Saved entries

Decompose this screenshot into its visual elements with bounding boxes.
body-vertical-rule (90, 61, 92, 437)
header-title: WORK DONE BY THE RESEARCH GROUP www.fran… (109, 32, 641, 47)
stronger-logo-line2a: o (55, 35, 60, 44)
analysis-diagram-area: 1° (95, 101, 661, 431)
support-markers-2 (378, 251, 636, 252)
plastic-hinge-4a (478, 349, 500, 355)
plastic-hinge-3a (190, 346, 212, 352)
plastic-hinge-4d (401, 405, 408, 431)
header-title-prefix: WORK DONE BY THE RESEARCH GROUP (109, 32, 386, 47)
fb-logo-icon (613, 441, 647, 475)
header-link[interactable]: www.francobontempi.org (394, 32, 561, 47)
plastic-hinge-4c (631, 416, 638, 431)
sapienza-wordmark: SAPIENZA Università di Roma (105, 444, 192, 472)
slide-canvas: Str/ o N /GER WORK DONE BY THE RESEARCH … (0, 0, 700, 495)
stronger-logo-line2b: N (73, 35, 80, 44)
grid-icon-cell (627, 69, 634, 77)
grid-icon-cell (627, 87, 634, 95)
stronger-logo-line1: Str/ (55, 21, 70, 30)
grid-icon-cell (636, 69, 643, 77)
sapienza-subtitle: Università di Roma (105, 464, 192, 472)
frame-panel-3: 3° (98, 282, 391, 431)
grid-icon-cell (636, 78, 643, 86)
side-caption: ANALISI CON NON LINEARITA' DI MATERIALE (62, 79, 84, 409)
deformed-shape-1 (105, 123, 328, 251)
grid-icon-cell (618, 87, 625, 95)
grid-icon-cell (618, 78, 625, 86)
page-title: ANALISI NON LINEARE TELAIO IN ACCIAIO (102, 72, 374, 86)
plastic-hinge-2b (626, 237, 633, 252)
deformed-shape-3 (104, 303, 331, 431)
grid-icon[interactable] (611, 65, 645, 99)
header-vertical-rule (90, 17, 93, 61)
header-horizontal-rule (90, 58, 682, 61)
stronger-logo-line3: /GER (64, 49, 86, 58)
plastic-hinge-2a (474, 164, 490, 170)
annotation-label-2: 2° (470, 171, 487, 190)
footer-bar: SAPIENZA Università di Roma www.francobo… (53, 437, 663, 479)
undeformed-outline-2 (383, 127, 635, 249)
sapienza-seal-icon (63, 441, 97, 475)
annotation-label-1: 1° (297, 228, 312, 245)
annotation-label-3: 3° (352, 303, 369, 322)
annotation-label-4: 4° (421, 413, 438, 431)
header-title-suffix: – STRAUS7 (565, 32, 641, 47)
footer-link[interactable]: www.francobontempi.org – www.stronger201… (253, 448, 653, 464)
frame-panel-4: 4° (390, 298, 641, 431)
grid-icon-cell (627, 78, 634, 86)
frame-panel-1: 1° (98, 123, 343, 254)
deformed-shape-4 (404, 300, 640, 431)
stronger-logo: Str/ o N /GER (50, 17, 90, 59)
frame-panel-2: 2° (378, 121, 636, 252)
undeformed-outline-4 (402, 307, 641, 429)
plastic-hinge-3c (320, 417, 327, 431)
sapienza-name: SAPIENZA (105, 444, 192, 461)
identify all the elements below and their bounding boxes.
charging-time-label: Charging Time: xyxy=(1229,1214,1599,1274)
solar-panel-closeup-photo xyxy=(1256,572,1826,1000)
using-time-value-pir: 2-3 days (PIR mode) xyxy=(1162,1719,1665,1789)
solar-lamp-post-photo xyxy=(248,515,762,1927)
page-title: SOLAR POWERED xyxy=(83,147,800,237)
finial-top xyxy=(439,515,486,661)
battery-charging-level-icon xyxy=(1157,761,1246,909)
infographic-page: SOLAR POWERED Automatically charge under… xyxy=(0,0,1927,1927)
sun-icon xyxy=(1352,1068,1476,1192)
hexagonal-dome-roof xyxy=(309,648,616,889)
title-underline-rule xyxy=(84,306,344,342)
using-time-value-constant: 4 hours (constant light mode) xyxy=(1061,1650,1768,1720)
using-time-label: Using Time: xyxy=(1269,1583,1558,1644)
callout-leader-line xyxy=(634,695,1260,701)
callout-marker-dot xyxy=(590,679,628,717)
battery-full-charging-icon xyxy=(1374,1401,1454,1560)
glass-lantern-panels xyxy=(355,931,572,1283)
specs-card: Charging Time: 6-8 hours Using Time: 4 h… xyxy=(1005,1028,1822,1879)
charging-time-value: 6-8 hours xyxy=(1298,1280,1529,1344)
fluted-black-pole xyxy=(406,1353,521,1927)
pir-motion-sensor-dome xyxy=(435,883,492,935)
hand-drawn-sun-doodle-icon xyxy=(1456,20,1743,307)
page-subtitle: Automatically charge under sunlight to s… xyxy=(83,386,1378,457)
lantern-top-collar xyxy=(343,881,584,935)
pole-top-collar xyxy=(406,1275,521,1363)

● Task requirements:
Copy every line of the records above word for word, without changing anything.

● Answer to this task:
Decompose this screenshot into its visual elements with bounding boxes.
body-vertical-rule (90, 61, 92, 437)
header-title: WORK DONE BY THE RESEARCH GROUP www.fran… (109, 32, 641, 47)
stronger-logo-line2a: o (55, 35, 60, 44)
analysis-diagram-area: 1° (95, 101, 661, 431)
support-markers-2 (378, 251, 636, 252)
plastic-hinge-4a (478, 349, 500, 355)
plastic-hinge-3a (190, 346, 212, 352)
plastic-hinge-4d (401, 405, 408, 431)
header-title-prefix: WORK DONE BY THE RESEARCH GROUP (109, 32, 386, 47)
fb-logo-icon (613, 441, 647, 475)
header-link[interactable]: www.francobontempi.org (394, 32, 561, 47)
plastic-hinge-4c (631, 416, 638, 431)
sapienza-wordmark: SAPIENZA Università di Roma (105, 444, 192, 472)
slide-canvas: Str/ o N /GER WORK DONE BY THE RESEARCH … (0, 0, 700, 495)
stronger-logo-line2b: N (73, 35, 80, 44)
grid-icon-cell (627, 69, 634, 77)
grid-icon-cell (627, 87, 634, 95)
stronger-logo-line1: Str/ (55, 21, 70, 30)
grid-icon-cell (636, 69, 643, 77)
sapienza-subtitle: Università di Roma (105, 464, 192, 472)
frame-panel-3: 3° (98, 282, 391, 431)
grid-icon-cell (636, 78, 643, 86)
side-caption: ANALISI CON NON LINEARITA' DI MATERIALE (62, 79, 84, 409)
deformed-shape-1 (105, 123, 328, 251)
grid-icon-cell (618, 87, 625, 95)
grid-icon-cell (618, 78, 625, 86)
page-title: ANALISI NON LINEARE TELAIO IN ACCIAIO (102, 72, 374, 86)
plastic-hinge-2b (626, 237, 633, 252)
deformed-shape-3 (104, 303, 331, 431)
grid-icon[interactable] (611, 65, 645, 99)
header-vertical-rule (90, 17, 93, 61)
header-horizontal-rule (90, 58, 682, 61)
stronger-logo-line3: /GER (64, 49, 86, 58)
plastic-hinge-2a (474, 164, 490, 170)
annotation-label-2: 2° (470, 171, 487, 190)
footer-bar: SAPIENZA Università di Roma www.francobo… (53, 437, 663, 479)
undeformed-outline-2 (383, 127, 635, 249)
sapienza-seal-icon (63, 441, 97, 475)
annotation-label-1: 1° (297, 228, 312, 245)
annotation-label-3: 3° (352, 303, 369, 322)
annotation-label-4: 4° (421, 413, 438, 431)
header-title-suffix: – STRAUS7 (565, 32, 641, 47)
footer-link[interactable]: www.francobontempi.org – www.stronger201… (253, 448, 653, 464)
frame-panel-4: 4° (390, 298, 641, 431)
grid-icon-cell (627, 78, 634, 86)
frame-panel-1: 1° (98, 123, 343, 254)
deformed-shape-4 (404, 300, 640, 431)
stronger-logo: Str/ o N /GER (50, 17, 90, 59)
frame-panel-2: 2° (378, 121, 636, 252)
undeformed-outline-4 (402, 307, 641, 429)
plastic-hinge-3c (320, 417, 327, 431)
sapienza-name: SAPIENZA (105, 444, 192, 461)
identify all the elements below and their bounding boxes.
charging-time-label: Charging Time: xyxy=(1229,1214,1599,1274)
solar-panel-closeup-photo xyxy=(1256,572,1826,1000)
using-time-value-pir: 2-3 days (PIR mode) xyxy=(1162,1719,1665,1789)
solar-lamp-post-photo xyxy=(248,515,762,1927)
page-title: SOLAR POWERED xyxy=(83,147,800,237)
finial-top xyxy=(439,515,486,661)
battery-charging-level-icon xyxy=(1157,761,1246,909)
infographic-page: SOLAR POWERED Automatically charge under… xyxy=(0,0,1927,1927)
sun-icon xyxy=(1352,1068,1476,1192)
hexagonal-dome-roof xyxy=(309,648,616,889)
title-underline-rule xyxy=(84,306,344,342)
using-time-value-constant: 4 hours (constant light mode) xyxy=(1061,1650,1768,1720)
using-time-label: Using Time: xyxy=(1269,1583,1558,1644)
callout-leader-line xyxy=(634,695,1260,701)
callout-marker-dot xyxy=(590,679,628,717)
battery-full-charging-icon xyxy=(1374,1401,1454,1560)
glass-lantern-panels xyxy=(355,931,572,1283)
specs-card: Charging Time: 6-8 hours Using Time: 4 h… xyxy=(1005,1028,1822,1879)
charging-time-value: 6-8 hours xyxy=(1298,1280,1529,1344)
fluted-black-pole xyxy=(406,1353,521,1927)
pir-motion-sensor-dome xyxy=(435,883,492,935)
hand-drawn-sun-doodle-icon xyxy=(1456,20,1743,307)
page-subtitle: Automatically charge under sunlight to s… xyxy=(83,386,1378,457)
lantern-top-collar xyxy=(343,881,584,935)
pole-top-collar xyxy=(406,1275,521,1363)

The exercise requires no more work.